JOB: Write out the records again, exactly, leaving none out.

▬▬▬

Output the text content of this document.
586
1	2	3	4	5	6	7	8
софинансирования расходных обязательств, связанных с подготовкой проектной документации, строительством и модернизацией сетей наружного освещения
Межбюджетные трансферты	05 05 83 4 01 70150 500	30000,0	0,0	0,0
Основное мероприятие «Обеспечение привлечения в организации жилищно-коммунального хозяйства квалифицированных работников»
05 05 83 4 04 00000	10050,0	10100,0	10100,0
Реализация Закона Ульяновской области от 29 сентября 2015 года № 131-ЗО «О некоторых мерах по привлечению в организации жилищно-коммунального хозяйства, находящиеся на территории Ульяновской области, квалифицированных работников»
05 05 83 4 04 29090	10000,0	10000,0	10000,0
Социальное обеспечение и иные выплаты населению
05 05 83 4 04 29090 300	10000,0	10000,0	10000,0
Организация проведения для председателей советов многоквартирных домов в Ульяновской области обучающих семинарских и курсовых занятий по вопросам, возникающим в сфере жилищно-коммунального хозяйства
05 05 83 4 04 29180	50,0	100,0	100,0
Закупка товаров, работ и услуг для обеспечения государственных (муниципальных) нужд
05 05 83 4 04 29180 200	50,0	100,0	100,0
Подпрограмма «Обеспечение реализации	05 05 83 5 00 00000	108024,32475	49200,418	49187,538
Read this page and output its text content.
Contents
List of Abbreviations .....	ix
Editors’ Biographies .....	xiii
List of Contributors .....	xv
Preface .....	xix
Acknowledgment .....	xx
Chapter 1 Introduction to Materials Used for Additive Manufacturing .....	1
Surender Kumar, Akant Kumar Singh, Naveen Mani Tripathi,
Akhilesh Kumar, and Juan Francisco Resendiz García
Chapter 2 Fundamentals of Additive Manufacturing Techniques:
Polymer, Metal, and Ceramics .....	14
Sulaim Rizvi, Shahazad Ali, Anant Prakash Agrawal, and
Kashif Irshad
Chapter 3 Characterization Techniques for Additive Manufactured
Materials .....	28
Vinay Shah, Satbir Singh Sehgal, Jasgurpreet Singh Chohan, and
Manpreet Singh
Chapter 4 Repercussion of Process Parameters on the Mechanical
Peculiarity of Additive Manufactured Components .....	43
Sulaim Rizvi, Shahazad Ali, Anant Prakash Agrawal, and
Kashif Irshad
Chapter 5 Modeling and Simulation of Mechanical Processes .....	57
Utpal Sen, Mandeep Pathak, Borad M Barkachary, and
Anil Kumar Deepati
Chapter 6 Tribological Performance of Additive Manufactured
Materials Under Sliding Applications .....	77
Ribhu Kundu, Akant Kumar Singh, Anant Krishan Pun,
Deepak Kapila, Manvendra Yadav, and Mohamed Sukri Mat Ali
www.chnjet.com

▬▬▬

SOLUTION TO THIS EXERCISE:
Output the text content of this document.
586
1	2	3	4	5	6	7	8
софинансирования расходных обязательств, связанных с подготовкой проектной документации, строительством и модернизацией сетей наружного освещения
Межбюджетные трансферты	05 05 83 4 01 70150 500	30000,0	0,0	0,0
Основное мероприятие «Обеспечение привлечения в организации жилищно-коммунального хозяйства квалифицированных работников»
05 05 83 4 04 00000	10050,0	10100,0	10100,0
Реализация Закона Ульяновской области от 29 сентября 2015 года № 131-ЗО «О некоторых мерах по привлечению в организации жилищно-коммунального хозяйства, находящиеся на территории Ульяновской области, квалифицированных работников»
05 05 83 4 04 29090	10000,0	10000,0	10000,0
Социальное обеспечение и иные выплаты населению
05 05 83 4 04 29090 300	10000,0	10000,0	10000,0
Организация проведения для председателей советов многоквартирных домов в Ульяновской области обучающих семинарских и курсовых занятий по вопросам, возникающим в сфере жилищно-коммунального хозяйства
05 05 83 4 04 29180	50,0	100,0	100,0
Закупка товаров, работ и услуг для обеспечения государственных (муниципальных) нужд
05 05 83 4 04 29180 200	50,0	100,0	100,0
Подпрограмма «Обеспечение реализации	05 05 83 5 00 00000	108024,32475	49200,418	49187,538
Read this page and output its text content.
Contents
List of Abbreviations .....	ix
Editors’ Biographies .....	xiii
List of Contributors .....	xv
Preface .....	xix
Acknowledgment .....	xx
Chapter 1 Introduction to Materials Used for Additive Manufacturing .....	1
Surender Kumar, Akant Kumar Singh, Naveen Mani Tripathi,
Akhilesh Kumar, and Juan Francisco Resendiz García
Chapter 2 Fundamentals of Additive Manufacturing Techniques:
Polymer, Metal, and Ceramics .....	14
Sulaim Rizvi, Shahazad Ali, Anant Prakash Agrawal, and
Kashif Irshad
Chapter 3 Characterization Techniques for Additive Manufactured
Materials .....	28
Vinay Shah, Satbir Singh Sehgal, Jasgurpreet Singh Chohan, and
Manpreet Singh
Chapter 4 Repercussion of Process Parameters on the Mechanical
Peculiarity of Additive Manufactured Components .....	43
Sulaim Rizvi, Shahazad Ali, Anant Prakash Agrawal, and
Kashif Irshad
Chapter 5 Modeling and Simulation of Mechanical Processes .....	57
Utpal Sen, Mandeep Pathak, Borad M Barkachary, and
Anil Kumar Deepati
Chapter 6 Tribological Performance of Additive Manufactured
Materials Under Sliding Applications .....	77
Ribhu Kundu, Akant Kumar Singh, Anant Krishan Pun,
Deepak Kapila, Manvendra Yadav, and Mohamed Sukri Mat Ali
www.chnjet.com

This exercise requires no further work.